* Required task
Carry none of the pictures over; write out the complete data exactly.
**** Items
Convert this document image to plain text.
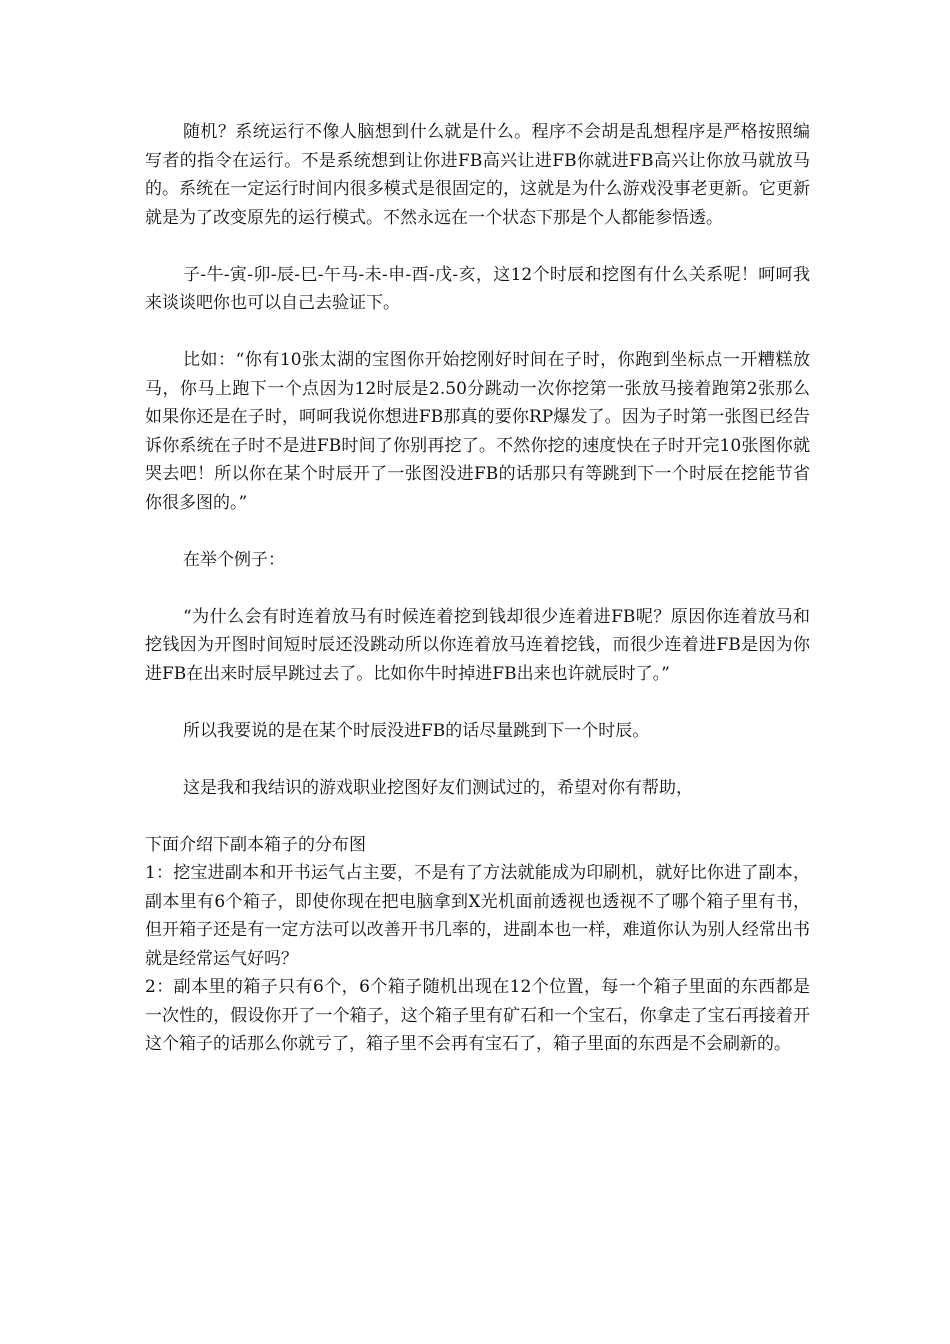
随机？系统运行不像人脑想到什么就是什么。程序不会胡是乱想程序是严格按照编写者的指令在运行。不是系统想到让你进FB高兴让进FB你就进FB高兴让你放马就放马的。系统在一定运行时间内很多模式是很固定的，这就是为什么游戏没事老更新。它更新就是为了改变原先的运行模式。不然永远在一个状态下那是个人都能参悟透。

子-牛-寅-卯-辰-巳-午马-未-申-酉-戊-亥，这12个时辰和挖图有什么关系呢！呵呵我来谈谈吧你也可以自己去验证下。

比如：“你有10张太湖的宝图你开始挖刚好时间在子时，你跑到坐标点一开糟糕放马，你马上跑下一个点因为12时辰是2.50分跳动一次你挖第一张放马接着跑第2张那么如果你还是在子时，呵呵我说你想进FB那真的要你RP爆发了。因为子时第一张图已经告诉你系统在子时不是进FB时间了你别再挖了。不然你挖的速度快在子时开完10张图你就哭去吧！所以你在某个时辰开了一张图没进FB的话那只有等跳到下一个时辰在挖能节省你很多图的。”

在举个例子：

“为什么会有时连着放马有时候连着挖到钱却很少连着进FB呢？原因你连着放马和挖钱因为开图时间短时辰还没跳动所以你连着放马连着挖钱，而很少连着进FB是因为你进FB在出来时辰早跳过去了。比如你牛时掉进FB出来也许就辰时了。”

所以我要说的是在某个时辰没进FB的话尽量跳到下一个时辰。

这是我和我结识的游戏职业挖图好友们测试过的，希望对你有帮助，

下面介绍下副本箱子的分布图

1：挖宝进副本和开书运气占主要，不是有了方法就能成为印刷机，就好比你进了副本，副本里有6个箱子，即使你现在把电脑拿到X光机面前透视也透视不了哪个箱子里有书，但开箱子还是有一定方法可以改善开书几率的，进副本也一样，难道你认为别人经常出书就是经常运气好吗？

2：副本里的箱子只有6个，6个箱子随机出现在12个位置，每一个箱子里面的东西都是一次性的，假设你开了一个箱子，这个箱子里有矿石和一个宝石，你拿走了宝石再接着开这个箱子的话那么你就亏了，箱子里不会再有宝石了，箱子里面的东西是不会刷新的。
********
* Answer to the exercise
Convert this document image to plain text.
随机？系统运行不像人脑想到什么就是什么。程序不会胡是乱想程序是严格按照编写者的指令在运行。不是系统想到让你进FB高兴让进FB你就进FB高兴让你放马就放马的。系统在一定运行时间内很多模式是很固定的，这就是为什么游戏没事老更新。它更新就是为了改变原先的运行模式。不然永远在一个状态下那是个人都能参悟透。

子-牛-寅-卯-辰-巳-午马-未-申-酉-戊-亥，这12个时辰和挖图有什么关系呢！呵呵我来谈谈吧你也可以自己去验证下。

比如：“你有10张太湖的宝图你开始挖刚好时间在子时，你跑到坐标点一开糟糕放马，你马上跑下一个点因为12时辰是2.50分跳动一次你挖第一张放马接着跑第2张那么如果你还是在子时，呵呵我说你想进FB那真的要你RP爆发了。因为子时第一张图已经告诉你系统在子时不是进FB时间了你别再挖了。不然你挖的速度快在子时开完10张图你就哭去吧！所以你在某个时辰开了一张图没进FB的话那只有等跳到下一个时辰在挖能节省你很多图的。”

在举个例子：

“为什么会有时连着放马有时候连着挖到钱却很少连着进FB呢？原因你连着放马和挖钱因为开图时间短时辰还没跳动所以你连着放马连着挖钱，而很少连着进FB是因为你进FB在出来时辰早跳过去了。比如你牛时掉进FB出来也许就辰时了。”

所以我要说的是在某个时辰没进FB的话尽量跳到下一个时辰。

这是我和我结识的游戏职业挖图好友们测试过的，希望对你有帮助，

下面介绍下副本箱子的分布图

1：挖宝进副本和开书运气占主要，不是有了方法就能成为印刷机，就好比你进了副本，副本里有6个箱子，即使你现在把电脑拿到X光机面前透视也透视不了哪个箱子里有书，但开箱子还是有一定方法可以改善开书几率的，进副本也一样，难道你认为别人经常出书就是经常运气好吗？

2：副本里的箱子只有6个，6个箱子随机出现在12个位置，每一个箱子里面的东西都是一次性的，假设你开了一个箱子，这个箱子里有矿石和一个宝石，你拿走了宝石再接着开这个箱子的话那么你就亏了，箱子里不会再有宝石了，箱子里面的东西是不会刷新的。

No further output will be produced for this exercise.